● BRIEF: How many lines in the records below contain the word "BRAF"? Answer with the number alone.

● ROWS:
● ● ● ● ● ● ●

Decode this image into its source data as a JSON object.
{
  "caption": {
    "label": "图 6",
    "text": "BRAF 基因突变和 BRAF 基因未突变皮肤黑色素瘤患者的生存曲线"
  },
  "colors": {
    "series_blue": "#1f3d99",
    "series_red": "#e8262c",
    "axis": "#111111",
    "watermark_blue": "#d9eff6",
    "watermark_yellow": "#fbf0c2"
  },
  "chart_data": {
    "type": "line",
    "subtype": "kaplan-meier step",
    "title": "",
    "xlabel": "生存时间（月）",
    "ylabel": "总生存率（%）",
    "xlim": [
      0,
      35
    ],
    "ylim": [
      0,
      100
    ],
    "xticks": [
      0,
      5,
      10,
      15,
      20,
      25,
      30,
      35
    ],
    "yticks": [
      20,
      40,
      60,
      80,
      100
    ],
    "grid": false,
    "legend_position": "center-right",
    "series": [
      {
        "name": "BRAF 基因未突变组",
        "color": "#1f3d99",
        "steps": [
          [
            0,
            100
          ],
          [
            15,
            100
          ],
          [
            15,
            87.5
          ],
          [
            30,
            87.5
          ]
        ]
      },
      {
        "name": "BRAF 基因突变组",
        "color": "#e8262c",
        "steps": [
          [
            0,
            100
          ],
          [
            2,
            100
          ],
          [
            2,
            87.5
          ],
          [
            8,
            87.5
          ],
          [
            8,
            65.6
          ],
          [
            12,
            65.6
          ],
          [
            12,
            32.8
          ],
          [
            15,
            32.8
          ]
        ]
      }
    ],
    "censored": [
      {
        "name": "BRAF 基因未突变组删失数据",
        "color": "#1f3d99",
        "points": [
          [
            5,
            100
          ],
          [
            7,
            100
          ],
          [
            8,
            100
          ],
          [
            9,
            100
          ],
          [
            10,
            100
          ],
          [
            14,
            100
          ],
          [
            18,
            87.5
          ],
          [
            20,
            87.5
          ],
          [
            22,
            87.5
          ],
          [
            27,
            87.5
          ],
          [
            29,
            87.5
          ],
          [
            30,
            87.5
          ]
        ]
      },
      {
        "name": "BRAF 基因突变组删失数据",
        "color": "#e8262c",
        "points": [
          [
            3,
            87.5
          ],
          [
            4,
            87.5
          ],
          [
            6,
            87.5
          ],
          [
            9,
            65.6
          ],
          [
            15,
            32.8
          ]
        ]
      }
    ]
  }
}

● ● ● ● ● ● ●

● WRITTEN SOLUTION: 5